Given text —
********************

Keeps email concerns out of logic.py (DB) and app.py (routes).
"""
import os
import resend
resend.api_key = os.environ.get("RESEND_API_KEY")
def notify_owner(lead):
owner = os.environ.get("OWNER_EMAIL")
sender = os.environ.get("SENDER_EMAIL", "onboarding@resend.dev")
if not resend.api_key or not owner:
print("[notify_owner] Skipping — RESEND_API_KEY or OWNER_EMAIL not set.")
return
body = f"""New roof inspection lead:
Name: {lead['name']}
Phone: {lead['phone']}
Email: {lead['email']}
Address: {lead['address']}
Insurance: {lead['insurance']}
Reason: {lead['reason']}
"""
resend.Emails.send({
"from": sender,
"to": [owner],
"subject": f"New lead: {lead['name']}",
"text": body,
})
Note: no load_dotenv() call here — app.py already calls load_dotenv() at import time, so env vars are populated before notifications is imported.
In app.py, add the import and the call:
from notifications import notify_owner
# ...inside the POST branch of home(), after save_lead(**lead):
try:
notify_owner(lead)
except Exception as e:
print(f"[app] Email notification failed: {e}")
return render_template("confirmation.html", lead=lead)
The try/except matches your stretch-goals-steps Goal 3: "Wrap email send in try/except so submission still succeeds if email fails." You'd rather miss an email than drop a lead.
Test it:
- Fill out the form at
/locally. - Watch your terminal — you should see no errors.
- Check the inbox at
OWNER_EMAIL. If it's not there, check spam and check the terminal for exception text.
Optional — get help from your agent:
Walk me through how load_dotenv() in app.py makes os.environ.get() work in notifications.py. Why don't I need to call load_dotenv() in both files? What happens on Render where there's no .env file?
Phase 5 (Bonus): Deploy to Render
Only attempt after Phases 1–4 work locally. Cherry on top — skip if short on time.

********************

Data for review —

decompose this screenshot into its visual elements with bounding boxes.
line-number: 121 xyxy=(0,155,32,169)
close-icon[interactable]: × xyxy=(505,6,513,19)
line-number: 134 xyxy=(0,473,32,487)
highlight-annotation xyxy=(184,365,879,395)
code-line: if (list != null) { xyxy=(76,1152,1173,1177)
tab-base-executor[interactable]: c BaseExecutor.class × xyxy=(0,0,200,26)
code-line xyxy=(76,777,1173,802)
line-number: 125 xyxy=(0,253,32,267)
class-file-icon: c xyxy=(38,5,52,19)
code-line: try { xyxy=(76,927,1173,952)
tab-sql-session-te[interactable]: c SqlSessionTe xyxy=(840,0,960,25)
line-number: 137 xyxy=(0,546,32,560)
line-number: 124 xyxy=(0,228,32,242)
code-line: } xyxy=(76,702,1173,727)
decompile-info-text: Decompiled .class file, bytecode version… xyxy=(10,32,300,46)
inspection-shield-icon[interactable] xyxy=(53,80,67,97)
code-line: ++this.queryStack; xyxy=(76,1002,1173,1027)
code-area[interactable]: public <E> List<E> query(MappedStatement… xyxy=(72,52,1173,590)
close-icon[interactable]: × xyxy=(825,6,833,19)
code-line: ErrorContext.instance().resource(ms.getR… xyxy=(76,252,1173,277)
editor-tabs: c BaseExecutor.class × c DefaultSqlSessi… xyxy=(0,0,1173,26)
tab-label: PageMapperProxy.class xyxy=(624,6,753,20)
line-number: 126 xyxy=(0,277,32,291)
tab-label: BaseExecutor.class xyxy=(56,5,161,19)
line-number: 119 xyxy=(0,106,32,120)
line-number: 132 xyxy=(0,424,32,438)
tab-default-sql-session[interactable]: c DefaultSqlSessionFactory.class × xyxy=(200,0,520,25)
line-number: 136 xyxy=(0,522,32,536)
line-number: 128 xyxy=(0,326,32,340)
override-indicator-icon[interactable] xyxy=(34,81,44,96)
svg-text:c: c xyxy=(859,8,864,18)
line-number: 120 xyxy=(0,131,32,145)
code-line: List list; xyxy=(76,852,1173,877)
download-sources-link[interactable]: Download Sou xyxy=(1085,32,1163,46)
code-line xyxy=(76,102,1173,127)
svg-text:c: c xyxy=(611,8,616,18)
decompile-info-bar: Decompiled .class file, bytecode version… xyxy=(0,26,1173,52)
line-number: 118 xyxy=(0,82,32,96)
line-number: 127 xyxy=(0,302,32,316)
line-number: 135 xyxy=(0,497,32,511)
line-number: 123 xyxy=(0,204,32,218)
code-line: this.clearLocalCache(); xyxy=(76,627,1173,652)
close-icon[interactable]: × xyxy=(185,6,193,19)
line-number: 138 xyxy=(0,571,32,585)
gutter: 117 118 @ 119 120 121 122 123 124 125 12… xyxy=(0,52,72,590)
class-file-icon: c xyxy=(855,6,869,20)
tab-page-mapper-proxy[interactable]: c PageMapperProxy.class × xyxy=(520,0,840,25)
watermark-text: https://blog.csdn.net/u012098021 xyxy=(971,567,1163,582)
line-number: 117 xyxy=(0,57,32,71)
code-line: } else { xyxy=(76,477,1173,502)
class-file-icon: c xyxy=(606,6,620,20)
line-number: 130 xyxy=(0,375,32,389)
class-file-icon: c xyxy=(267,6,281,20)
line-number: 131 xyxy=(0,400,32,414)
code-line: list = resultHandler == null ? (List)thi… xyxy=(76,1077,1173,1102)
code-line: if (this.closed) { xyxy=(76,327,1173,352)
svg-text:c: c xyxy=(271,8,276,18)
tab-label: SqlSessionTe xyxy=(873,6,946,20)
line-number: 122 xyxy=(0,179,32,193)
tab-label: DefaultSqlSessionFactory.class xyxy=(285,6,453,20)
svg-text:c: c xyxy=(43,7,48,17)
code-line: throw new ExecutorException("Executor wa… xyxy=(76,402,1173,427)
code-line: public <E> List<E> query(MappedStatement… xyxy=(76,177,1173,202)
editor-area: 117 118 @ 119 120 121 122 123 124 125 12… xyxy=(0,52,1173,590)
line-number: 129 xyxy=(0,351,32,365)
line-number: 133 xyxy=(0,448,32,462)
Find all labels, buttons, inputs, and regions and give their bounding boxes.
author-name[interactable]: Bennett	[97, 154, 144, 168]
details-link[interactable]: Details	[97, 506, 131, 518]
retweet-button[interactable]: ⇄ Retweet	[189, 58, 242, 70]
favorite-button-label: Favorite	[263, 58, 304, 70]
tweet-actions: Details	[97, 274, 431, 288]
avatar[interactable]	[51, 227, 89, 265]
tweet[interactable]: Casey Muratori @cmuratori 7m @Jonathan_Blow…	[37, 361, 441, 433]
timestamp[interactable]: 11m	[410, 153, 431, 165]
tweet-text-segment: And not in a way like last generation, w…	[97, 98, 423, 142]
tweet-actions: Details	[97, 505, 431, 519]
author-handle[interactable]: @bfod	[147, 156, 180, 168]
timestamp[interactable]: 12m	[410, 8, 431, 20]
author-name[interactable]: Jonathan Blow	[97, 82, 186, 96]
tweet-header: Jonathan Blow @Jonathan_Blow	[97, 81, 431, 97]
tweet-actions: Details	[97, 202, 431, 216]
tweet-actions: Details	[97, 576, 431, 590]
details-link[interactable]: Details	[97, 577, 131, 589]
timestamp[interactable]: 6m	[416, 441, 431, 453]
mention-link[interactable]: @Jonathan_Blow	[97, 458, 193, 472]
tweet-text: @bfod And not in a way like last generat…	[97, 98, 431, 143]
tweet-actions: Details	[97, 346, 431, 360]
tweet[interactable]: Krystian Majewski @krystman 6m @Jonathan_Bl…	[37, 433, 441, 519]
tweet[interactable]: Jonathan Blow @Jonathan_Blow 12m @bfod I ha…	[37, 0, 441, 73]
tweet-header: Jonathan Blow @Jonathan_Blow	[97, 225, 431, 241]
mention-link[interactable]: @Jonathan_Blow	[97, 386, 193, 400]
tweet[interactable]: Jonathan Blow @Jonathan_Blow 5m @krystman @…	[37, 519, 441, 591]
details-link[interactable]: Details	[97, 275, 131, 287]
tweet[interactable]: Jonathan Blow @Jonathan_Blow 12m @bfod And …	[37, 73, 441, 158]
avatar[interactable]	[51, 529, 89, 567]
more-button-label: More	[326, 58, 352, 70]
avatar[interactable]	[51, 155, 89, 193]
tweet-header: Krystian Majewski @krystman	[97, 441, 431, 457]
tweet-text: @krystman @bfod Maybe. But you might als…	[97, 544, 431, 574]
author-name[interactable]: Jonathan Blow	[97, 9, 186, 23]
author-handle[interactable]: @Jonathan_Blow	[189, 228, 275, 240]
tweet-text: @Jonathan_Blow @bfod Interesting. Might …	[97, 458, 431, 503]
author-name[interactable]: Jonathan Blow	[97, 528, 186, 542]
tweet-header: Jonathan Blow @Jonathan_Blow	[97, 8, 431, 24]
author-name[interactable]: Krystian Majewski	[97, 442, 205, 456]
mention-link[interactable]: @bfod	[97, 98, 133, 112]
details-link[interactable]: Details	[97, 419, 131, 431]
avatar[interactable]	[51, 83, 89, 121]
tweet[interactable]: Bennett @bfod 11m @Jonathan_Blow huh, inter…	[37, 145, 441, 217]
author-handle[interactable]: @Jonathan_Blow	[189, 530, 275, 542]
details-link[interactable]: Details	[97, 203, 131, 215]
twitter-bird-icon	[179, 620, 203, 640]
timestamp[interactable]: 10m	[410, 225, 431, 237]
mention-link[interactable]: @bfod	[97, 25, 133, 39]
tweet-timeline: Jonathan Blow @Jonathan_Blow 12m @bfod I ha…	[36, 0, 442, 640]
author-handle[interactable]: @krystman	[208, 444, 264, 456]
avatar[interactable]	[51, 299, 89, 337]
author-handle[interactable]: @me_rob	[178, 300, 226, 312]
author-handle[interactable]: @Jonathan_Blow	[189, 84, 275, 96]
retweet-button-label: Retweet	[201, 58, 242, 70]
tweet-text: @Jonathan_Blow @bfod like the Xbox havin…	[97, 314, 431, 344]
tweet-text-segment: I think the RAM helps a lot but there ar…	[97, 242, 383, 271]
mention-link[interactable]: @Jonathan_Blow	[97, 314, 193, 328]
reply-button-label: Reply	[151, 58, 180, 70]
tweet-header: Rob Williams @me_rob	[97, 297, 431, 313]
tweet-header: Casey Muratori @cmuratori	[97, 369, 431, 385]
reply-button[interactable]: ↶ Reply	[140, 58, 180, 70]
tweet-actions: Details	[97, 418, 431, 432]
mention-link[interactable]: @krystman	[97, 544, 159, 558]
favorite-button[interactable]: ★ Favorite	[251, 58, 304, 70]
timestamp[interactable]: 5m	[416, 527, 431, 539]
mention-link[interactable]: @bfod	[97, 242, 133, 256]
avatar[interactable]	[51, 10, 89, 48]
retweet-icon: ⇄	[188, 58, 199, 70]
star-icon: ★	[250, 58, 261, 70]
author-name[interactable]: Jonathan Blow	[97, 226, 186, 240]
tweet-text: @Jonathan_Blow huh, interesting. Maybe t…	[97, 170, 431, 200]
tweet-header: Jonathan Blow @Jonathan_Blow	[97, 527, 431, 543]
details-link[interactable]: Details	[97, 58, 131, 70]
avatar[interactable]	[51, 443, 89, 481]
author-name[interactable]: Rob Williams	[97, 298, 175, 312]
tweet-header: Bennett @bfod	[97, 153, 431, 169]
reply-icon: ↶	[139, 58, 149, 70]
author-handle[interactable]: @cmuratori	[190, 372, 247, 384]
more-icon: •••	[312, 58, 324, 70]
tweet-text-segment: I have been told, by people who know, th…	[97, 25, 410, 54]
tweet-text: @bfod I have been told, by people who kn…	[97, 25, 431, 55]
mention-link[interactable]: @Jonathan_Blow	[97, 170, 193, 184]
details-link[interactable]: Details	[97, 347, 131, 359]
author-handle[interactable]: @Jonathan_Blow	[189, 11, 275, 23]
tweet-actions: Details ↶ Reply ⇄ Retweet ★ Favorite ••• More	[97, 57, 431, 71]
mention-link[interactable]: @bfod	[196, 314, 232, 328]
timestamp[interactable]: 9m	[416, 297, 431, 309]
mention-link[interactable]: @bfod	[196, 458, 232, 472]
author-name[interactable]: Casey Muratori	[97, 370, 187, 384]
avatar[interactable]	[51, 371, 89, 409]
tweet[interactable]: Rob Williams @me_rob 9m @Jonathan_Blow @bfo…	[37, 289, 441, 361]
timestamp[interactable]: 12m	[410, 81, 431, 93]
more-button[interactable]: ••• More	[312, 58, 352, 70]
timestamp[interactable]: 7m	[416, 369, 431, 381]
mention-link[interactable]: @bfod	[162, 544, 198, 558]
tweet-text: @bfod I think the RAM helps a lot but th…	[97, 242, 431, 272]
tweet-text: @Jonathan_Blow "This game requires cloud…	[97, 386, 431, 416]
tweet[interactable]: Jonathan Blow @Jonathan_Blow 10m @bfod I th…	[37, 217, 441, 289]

********************

Required action —
Continue the tutorial on sending lead notification emails from the Flask app, starting after its last sentence. The lines are separate material and have nothing to do with the tutorial text.

Output below —
Objective
Put your app on the internet at a URL like https://roof-lead-gen.onrender.com so your demo pulls up a real live site instead of localhost. Corresponds to your Stretch Goal 6.
Instructions
Hints
render.yaml:
services:
- type: web
name: roof-lead-gen
env: python
plan: free
buildCommand: uv sync --frozen && uv cache prune --ci
startCommand: uv run gunicorn app:app
autoDeploy: true
envVars:
- key: OWNER_KEY
sync: false
- key: RESEND_API_KEY
sync: false
- key: OWNER_EMAIL
sync: false
- key: SENDER_EMAIL
sync: false
sync: false means "don't bake the value into git — I'll set it in the Render dashboard." That's how your keys stay out of the repo.
Important — SQLite caveat for demo day:
Render's free tier wipes the disk on every deploy. Your data/leads.db will reset every time you push code or Render restarts your service. For demo day this is fine — submit 2–3 fresh test leads right before your presentation so /owner/leads isn't empty. Don't treat the live site as a real CRM yet.
If you ever want persistent storage, see the Render Disks or hosted Postgres section of the deploy guide.
Optional — get help from your agent:
I've deployed to Render using the guide. The build succeeded but visiting /owner/leads?key=... returns 403 even though I'm using the right key. Walk me through checking the OWNER_KEY env var in the Render dashboard and how to see the live logs.